Your answer must consist solely of the number of lines that contain the word "CLOSE".

╔══

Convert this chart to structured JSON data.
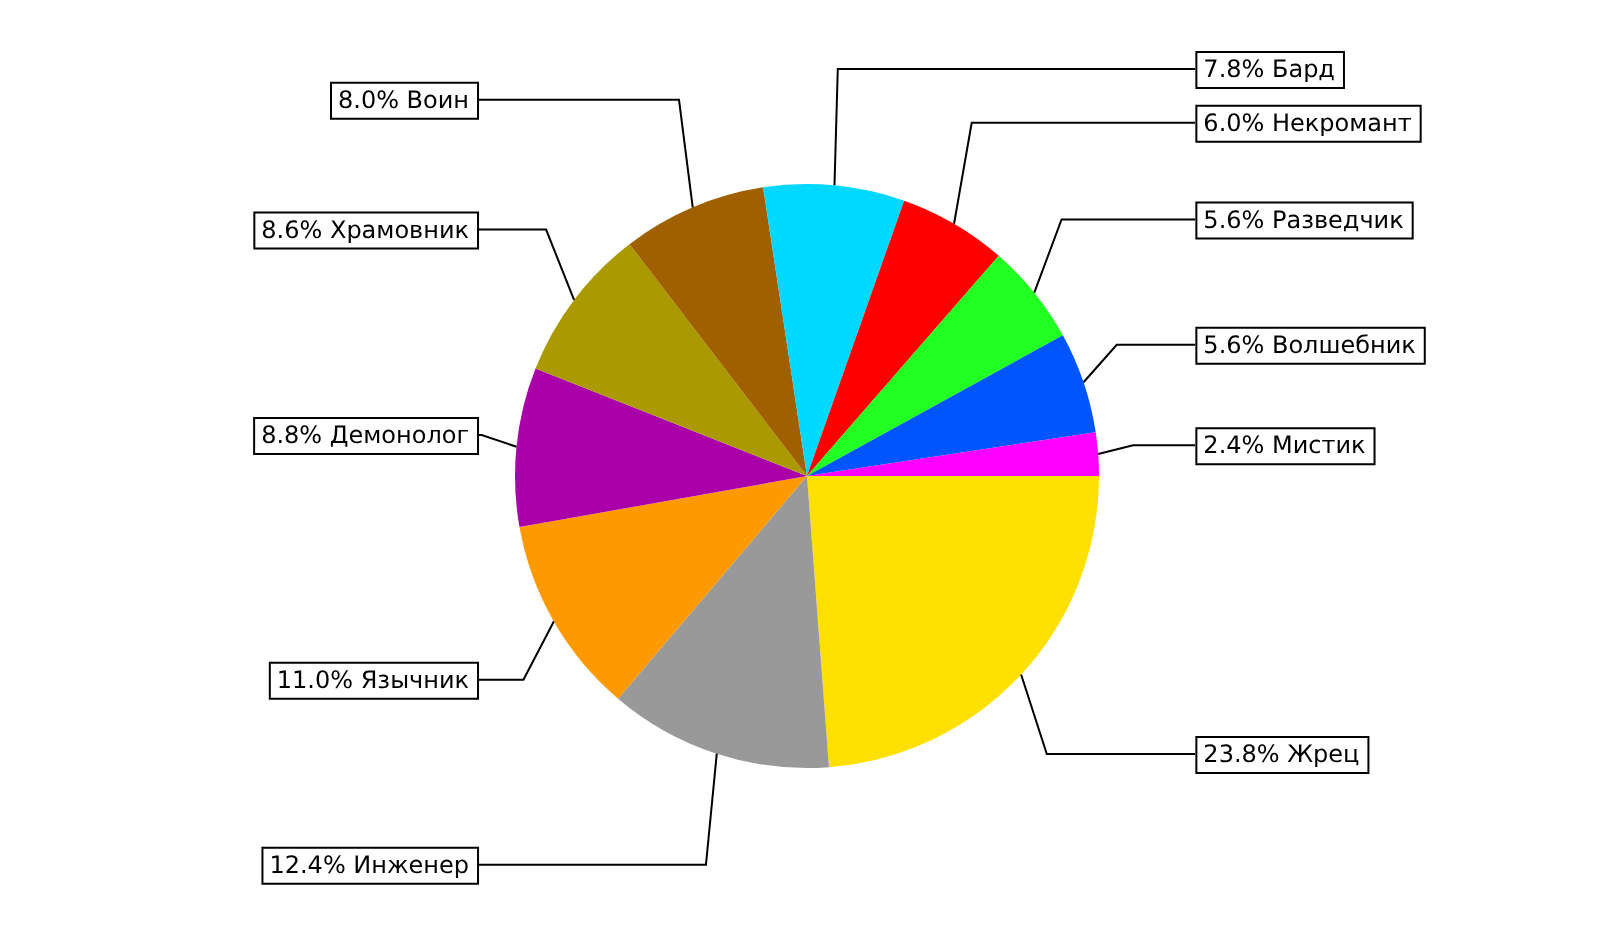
{
  "chart_data": {
    "type": "pie",
    "categories": [
      "Жрец",
      "Инженер",
      "Язычник",
      "Демонолог",
      "Храмовник",
      "Воин",
      "Бард",
      "Некромант",
      "Разведчик",
      "Волшебник",
      "Мистик"
    ],
    "values": [
      23.8,
      12.4,
      11.0,
      8.8,
      8.6,
      8.0,
      7.8,
      6.0,
      5.6,
      5.6,
      2.4
    ],
    "value_labels": [
      "23.8%",
      "12.4%",
      "11.0%",
      "8.8%",
      "8.6%",
      "8.0%",
      "7.8%",
      "6.0%",
      "5.6%",
      "5.6%",
      "2.4%"
    ],
    "colors": [
      "#ffe000",
      "#999999",
      "#ff9900",
      "#aa00aa",
      "#aa9900",
      "#a06000",
      "#00d8ff",
      "#ff0000",
      "#22ff22",
      "#0055ff",
      "#ff00ff"
    ],
    "legend": false
  }
}
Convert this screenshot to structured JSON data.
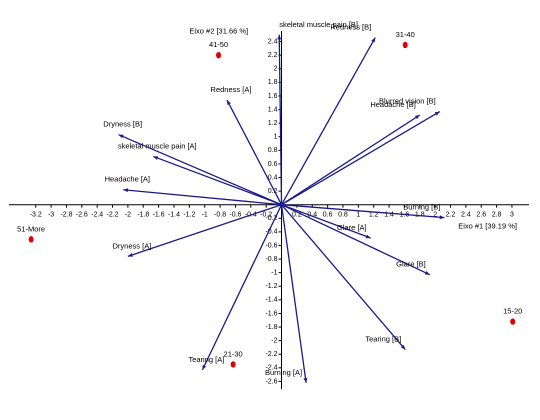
{
  "chart_data": {
    "type": "biplot",
    "x_label": "Eixo #1 [39.19 %]",
    "y_label": "Eixo #2 [31.66 %]",
    "xlim": [
      -3.6,
      3.3
    ],
    "ylim": [
      -2.8,
      2.85
    ],
    "xticks": [
      -3.2,
      -3,
      -2.8,
      -2.6,
      -2.4,
      -2.2,
      -2,
      -1.8,
      -1.6,
      -1.4,
      -1.2,
      -1,
      -0.8,
      -0.6,
      -0.4,
      -0.2,
      0.2,
      0.4,
      0.6,
      0.8,
      1,
      1.2,
      1.4,
      1.6,
      1.8,
      2,
      2.2,
      2.4,
      2.6,
      2.8,
      3
    ],
    "yticks": [
      2.4,
      2.2,
      2,
      1.8,
      1.6,
      1.4,
      1.2,
      1,
      0.8,
      0.6,
      0.4,
      0.2,
      -0.2,
      -0.4,
      -0.6,
      -0.8,
      -1,
      -1.2,
      -1.4,
      -1.6,
      -1.8,
      -2,
      -2.2,
      -2.4,
      -2.6
    ],
    "vector_color": "#1a1a8c",
    "point_color": "#e00000",
    "vectors": [
      {
        "name": "skeletal muscle pain [B]",
        "x": -0.03,
        "y": 2.5
      },
      {
        "name": "Redness [B]",
        "x": 1.22,
        "y": 2.46
      },
      {
        "name": "Blurred vision [B]",
        "x": 2.06,
        "y": 1.37
      },
      {
        "name": "Headache [B]",
        "x": 1.8,
        "y": 1.32
      },
      {
        "name": "Burning [B]",
        "x": 2.12,
        "y": -0.19
      },
      {
        "name": "Glare [B]",
        "x": 1.93,
        "y": -1.03
      },
      {
        "name": "Glare [A]",
        "x": 1.16,
        "y": -0.49
      },
      {
        "name": "Tearing [B]",
        "x": 1.61,
        "y": -2.13
      },
      {
        "name": "Burning [A]",
        "x": 0.32,
        "y": -2.62
      },
      {
        "name": "Tearing [A]",
        "x": -1.03,
        "y": -2.43
      },
      {
        "name": "Dryness [A]",
        "x": -2.0,
        "y": -0.76
      },
      {
        "name": "Headache [A]",
        "x": -2.06,
        "y": 0.22
      },
      {
        "name": "skeletal muscle pain [A]",
        "x": -1.67,
        "y": 0.71
      },
      {
        "name": "Dryness [B]",
        "x": -2.12,
        "y": 1.03
      },
      {
        "name": "Redness [A]",
        "x": -0.71,
        "y": 1.54
      }
    ],
    "points": [
      {
        "name": "41-50",
        "x": -0.82,
        "y": 2.2
      },
      {
        "name": "31-40",
        "x": 1.61,
        "y": 2.35
      },
      {
        "name": "51-More",
        "x": -3.26,
        "y": -0.51
      },
      {
        "name": "21-30",
        "x": -0.63,
        "y": -2.35
      },
      {
        "name": "15-20",
        "x": 3.01,
        "y": -1.72
      }
    ]
  }
}
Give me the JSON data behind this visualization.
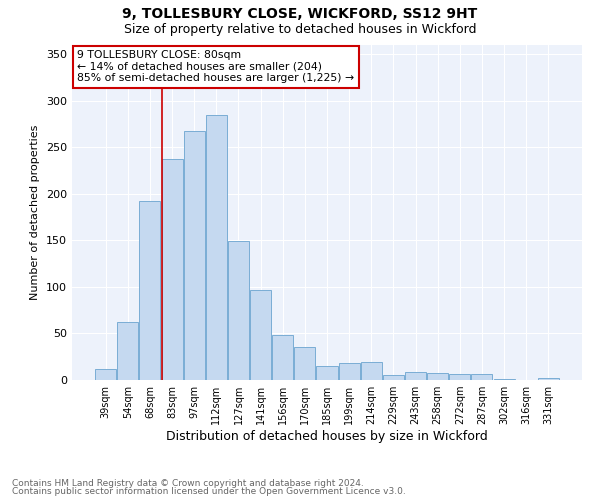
{
  "title1": "9, TOLLESBURY CLOSE, WICKFORD, SS12 9HT",
  "title2": "Size of property relative to detached houses in Wickford",
  "xlabel": "Distribution of detached houses by size in Wickford",
  "ylabel": "Number of detached properties",
  "categories": [
    "39sqm",
    "54sqm",
    "68sqm",
    "83sqm",
    "97sqm",
    "112sqm",
    "127sqm",
    "141sqm",
    "156sqm",
    "170sqm",
    "185sqm",
    "199sqm",
    "214sqm",
    "229sqm",
    "243sqm",
    "258sqm",
    "272sqm",
    "287sqm",
    "302sqm",
    "316sqm",
    "331sqm"
  ],
  "values": [
    12,
    62,
    192,
    238,
    268,
    285,
    149,
    97,
    48,
    35,
    15,
    18,
    19,
    5,
    9,
    8,
    6,
    6,
    1,
    0,
    2
  ],
  "bar_color": "#c5d9f0",
  "bar_edge_color": "#7aadd4",
  "vline_color": "#cc0000",
  "annotation_line1": "9 TOLLESBURY CLOSE: 80sqm",
  "annotation_line2": "← 14% of detached houses are smaller (204)",
  "annotation_line3": "85% of semi-detached houses are larger (1,225) →",
  "annotation_box_edgecolor": "#cc0000",
  "footnote1": "Contains HM Land Registry data © Crown copyright and database right 2024.",
  "footnote2": "Contains public sector information licensed under the Open Government Licence v3.0.",
  "bg_color": "#edf2fb",
  "ylim": [
    0,
    360
  ],
  "yticks": [
    0,
    50,
    100,
    150,
    200,
    250,
    300,
    350
  ]
}
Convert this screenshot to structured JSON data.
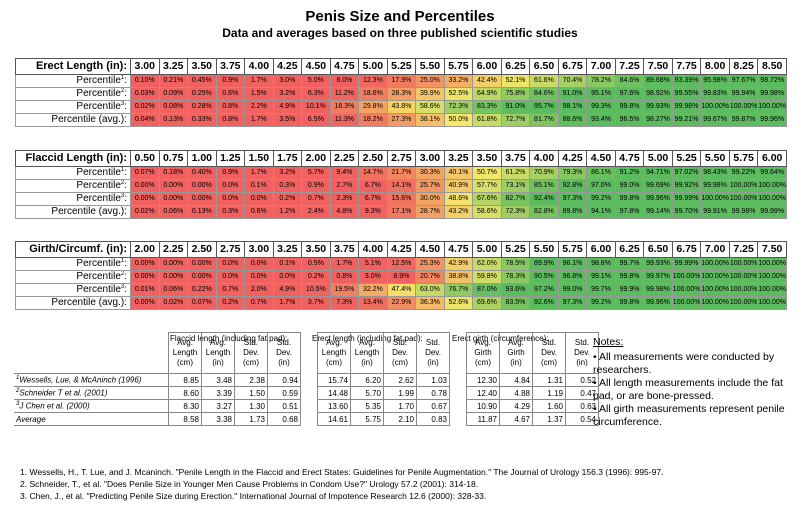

╚══

> [Reply to the task] 2